▽

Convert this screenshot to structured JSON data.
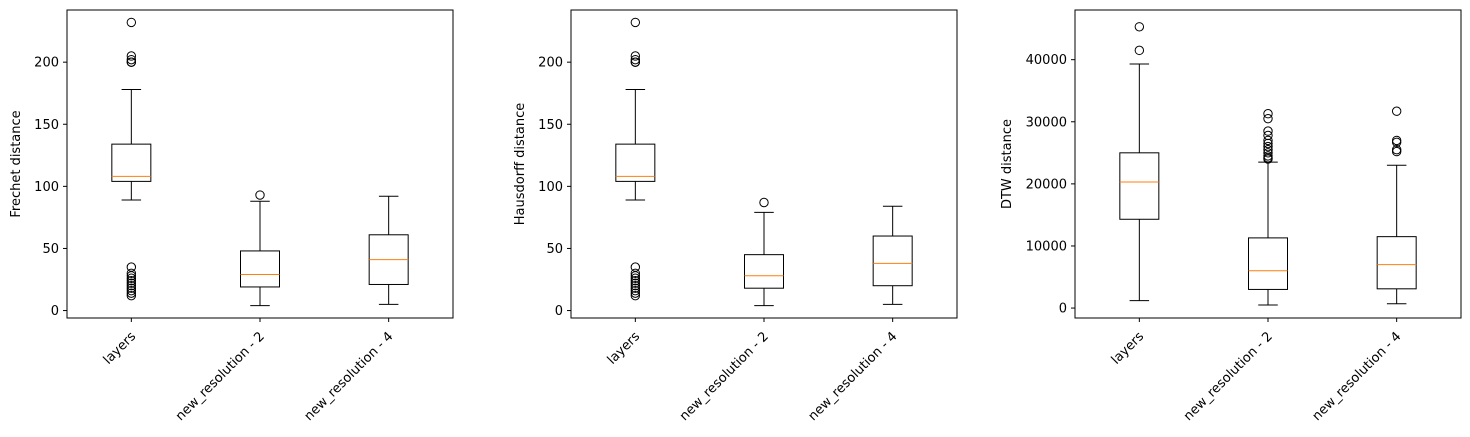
{
  "chart_data": [
    {
      "type": "box",
      "ylabel": "Frechet distance",
      "xlabel": "",
      "title": "",
      "categories": [
        "layers",
        "new_resolution - 2",
        "new_resolution - 4"
      ],
      "ylim": [
        -6,
        242
      ],
      "yticks": [
        0,
        50,
        100,
        150,
        200
      ],
      "grid": false,
      "boxes": [
        {
          "whislo": 89,
          "q1": 104,
          "med": 108,
          "q3": 134,
          "whishi": 178,
          "fliers": [
            232,
            205,
            202,
            200,
            200,
            35,
            30,
            28,
            26,
            24,
            22,
            20,
            18,
            16,
            14,
            12
          ]
        },
        {
          "whislo": 4,
          "q1": 19,
          "med": 29,
          "q3": 48,
          "whishi": 88,
          "fliers": [
            93
          ]
        },
        {
          "whislo": 5,
          "q1": 21,
          "med": 41,
          "q3": 61,
          "whishi": 92,
          "fliers": []
        }
      ]
    },
    {
      "type": "box",
      "ylabel": "Hausdorff distance",
      "xlabel": "",
      "title": "",
      "categories": [
        "layers",
        "new_resolution - 2",
        "new_resolution - 4"
      ],
      "ylim": [
        -6,
        242
      ],
      "yticks": [
        0,
        50,
        100,
        150,
        200
      ],
      "grid": false,
      "boxes": [
        {
          "whislo": 89,
          "q1": 104,
          "med": 108,
          "q3": 134,
          "whishi": 178,
          "fliers": [
            232,
            205,
            202,
            200,
            200,
            35,
            30,
            28,
            26,
            24,
            22,
            20,
            18,
            16,
            14,
            12
          ]
        },
        {
          "whislo": 4,
          "q1": 18,
          "med": 28,
          "q3": 45,
          "whishi": 79,
          "fliers": [
            87
          ]
        },
        {
          "whislo": 5,
          "q1": 20,
          "med": 38,
          "q3": 60,
          "whishi": 84,
          "fliers": []
        }
      ]
    },
    {
      "type": "box",
      "ylabel": "DTW distance",
      "xlabel": "",
      "title": "",
      "categories": [
        "layers",
        "new_resolution - 2",
        "new_resolution - 4"
      ],
      "ylim": [
        -1600,
        48000
      ],
      "yticks": [
        0,
        10000,
        20000,
        30000,
        40000
      ],
      "grid": false,
      "boxes": [
        {
          "whislo": 1200,
          "q1": 14300,
          "med": 20300,
          "q3": 25000,
          "whishi": 39300,
          "fliers": [
            45300,
            41500
          ]
        },
        {
          "whislo": 500,
          "q1": 3000,
          "med": 6000,
          "q3": 11300,
          "whishi": 23500,
          "fliers": [
            31300,
            30500,
            28500,
            27800,
            27000,
            26500,
            26000,
            25500,
            25000,
            24500,
            24200,
            24000
          ]
        },
        {
          "whislo": 700,
          "q1": 3100,
          "med": 7000,
          "q3": 11500,
          "whishi": 23000,
          "fliers": [
            31700,
            27000,
            26700,
            25500,
            25200
          ]
        }
      ]
    }
  ],
  "colors": {
    "box": "#000000",
    "median": "#ff7f0e",
    "background": "#ffffff"
  }
}
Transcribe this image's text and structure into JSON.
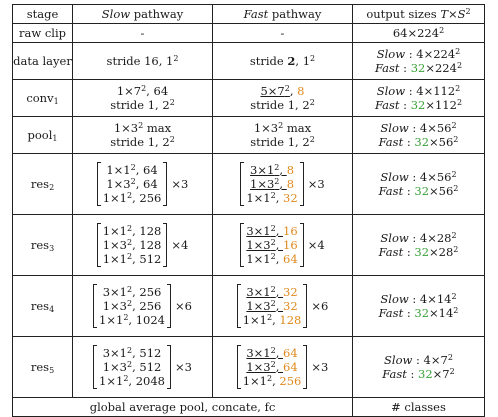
{
  "header": {
    "stage": "stage",
    "slow_italic": "Slow",
    "slow_rest": " pathway",
    "fast_italic": "Fast",
    "fast_rest": " pathway",
    "output_prefix": "output sizes ",
    "output_T": "T",
    "output_times": "×",
    "output_S": "S",
    "output_exp": "2"
  },
  "rows": {
    "raw_clip": {
      "stage": "raw clip",
      "slow": "-",
      "fast": "-",
      "out": "64×224",
      "out_exp": "2"
    },
    "data_layer": {
      "stage": "data layer",
      "slow": "stride 16, 1",
      "slow_exp": "2",
      "fast_pre": "stride ",
      "fast_bold": "2",
      "fast_post": ", 1",
      "fast_exp": "2",
      "out1_label": "Slow",
      "out1_val": " : 4×224",
      "out1_exp": "2",
      "out2_label": "Fast",
      "out2_sep": " : ",
      "out2_green": "32",
      "out2_val": "×224",
      "out2_exp": "2"
    },
    "conv1": {
      "stage": "conv",
      "stage_sub": "1",
      "slow1_pre": "1×7",
      "slow1_exp": "2",
      "slow1_post": ", 64",
      "slow2": "stride 1, 2",
      "slow2_exp": "2",
      "fast1_pre": "5×7",
      "fast1_exp": "2",
      "fast1_sep": ", ",
      "fast1_orange": "8",
      "fast2": "stride 1, 2",
      "fast2_exp": "2",
      "out1_label": "Slow",
      "out1_val": " : 4×112",
      "out1_exp": "2",
      "out2_label": "Fast",
      "out2_sep": " : ",
      "out2_green": "32",
      "out2_val": "×112",
      "out2_exp": "2"
    },
    "pool1": {
      "stage": "pool",
      "stage_sub": "1",
      "slow1_pre": "1×3",
      "slow1_exp": "2",
      "slow1_post": " max",
      "slow2": "stride 1, 2",
      "slow2_exp": "2",
      "fast1_pre": "1×3",
      "fast1_exp": "2",
      "fast1_post": " max",
      "fast2": "stride 1, 2",
      "fast2_exp": "2",
      "out1_label": "Slow",
      "out1_val": " : 4×56",
      "out1_exp": "2",
      "out2_label": "Fast",
      "out2_sep": " : ",
      "out2_green": "32",
      "out2_val": "×56",
      "out2_exp": "2"
    },
    "res2": {
      "stage": "res",
      "stage_sub": "2",
      "slow": [
        {
          "pre": "1×1",
          "exp": "2",
          "post": ", 64"
        },
        {
          "pre": "1×3",
          "exp": "2",
          "post": ", 64"
        },
        {
          "pre": "1×1",
          "exp": "2",
          "post": ", 256"
        }
      ],
      "slow_mult": "×3",
      "fast": [
        {
          "pre": "3×1",
          "exp": "2",
          "sep": ", ",
          "orange": "8"
        },
        {
          "pre": "1×3",
          "exp": "2",
          "sep": ", ",
          "orange": "8"
        },
        {
          "pre": "1×1",
          "exp": "2",
          "sep": ", ",
          "orange": "32"
        }
      ],
      "fast_mult": "×3",
      "out1_label": "Slow",
      "out1_val": " : 4×56",
      "out1_exp": "2",
      "out2_label": "Fast",
      "out2_sep": " : ",
      "out2_green": "32",
      "out2_val": "×56",
      "out2_exp": "2"
    },
    "res3": {
      "stage": "res",
      "stage_sub": "3",
      "slow": [
        {
          "pre": "1×1",
          "exp": "2",
          "post": ", 128"
        },
        {
          "pre": "1×3",
          "exp": "2",
          "post": ", 128"
        },
        {
          "pre": "1×1",
          "exp": "2",
          "post": ", 512"
        }
      ],
      "slow_mult": "×4",
      "fast": [
        {
          "pre": "3×1",
          "exp": "2",
          "sep": ", ",
          "orange": "16"
        },
        {
          "pre": "1×3",
          "exp": "2",
          "sep": ", ",
          "orange": "16"
        },
        {
          "pre": "1×1",
          "exp": "2",
          "sep": ", ",
          "orange": "64"
        }
      ],
      "fast_mult": "×4",
      "out1_label": "Slow",
      "out1_val": " : 4×28",
      "out1_exp": "2",
      "out2_label": "Fast",
      "out2_sep": " : ",
      "out2_green": "32",
      "out2_val": "×28",
      "out2_exp": "2"
    },
    "res4": {
      "stage": "res",
      "stage_sub": "4",
      "slow": [
        {
          "pre": "3×1",
          "exp": "2",
          "post": ", 256"
        },
        {
          "pre": "1×3",
          "exp": "2",
          "post": ", 256"
        },
        {
          "pre": "1×1",
          "exp": "2",
          "post": ", 1024"
        }
      ],
      "slow_mult": "×6",
      "fast": [
        {
          "pre": "3×1",
          "exp": "2",
          "sep": ", ",
          "orange": "32"
        },
        {
          "pre": "1×3",
          "exp": "2",
          "sep": ", ",
          "orange": "32"
        },
        {
          "pre": "1×1",
          "exp": "2",
          "sep": ", ",
          "orange": "128"
        }
      ],
      "fast_mult": "×6",
      "out1_label": "Slow",
      "out1_val": " : 4×14",
      "out1_exp": "2",
      "out2_label": "Fast",
      "out2_sep": " : ",
      "out2_green": "32",
      "out2_val": "×14",
      "out2_exp": "2"
    },
    "res5": {
      "stage": "res",
      "stage_sub": "5",
      "slow": [
        {
          "pre": "3×1",
          "exp": "2",
          "post": ", 512"
        },
        {
          "pre": "1×3",
          "exp": "2",
          "post": ", 512"
        },
        {
          "pre": "1×1",
          "exp": "2",
          "post": ", 2048"
        }
      ],
      "slow_mult": "×3",
      "fast": [
        {
          "pre": "3×1",
          "exp": "2",
          "sep": ", ",
          "orange": "64"
        },
        {
          "pre": "1×3",
          "exp": "2",
          "sep": ", ",
          "orange": "64"
        },
        {
          "pre": "1×1",
          "exp": "2",
          "sep": ", ",
          "orange": "256"
        }
      ],
      "fast_mult": "×3",
      "out1_label": "Slow",
      "out1_val": " : 4×7",
      "out1_exp": "2",
      "out2_label": "Fast",
      "out2_sep": " : ",
      "out2_green": "32",
      "out2_val": "×7",
      "out2_exp": "2"
    },
    "final": {
      "label": "global average pool, concate, fc",
      "out": "# classes"
    }
  },
  "colors": {
    "orange": "#e08a1e",
    "green": "#3aa23a"
  }
}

△

* _PROMPT_
Provide the number of lines in the entries that include "whishi", and no other text.

* _RESPONSE TO THE EXERCISE_
9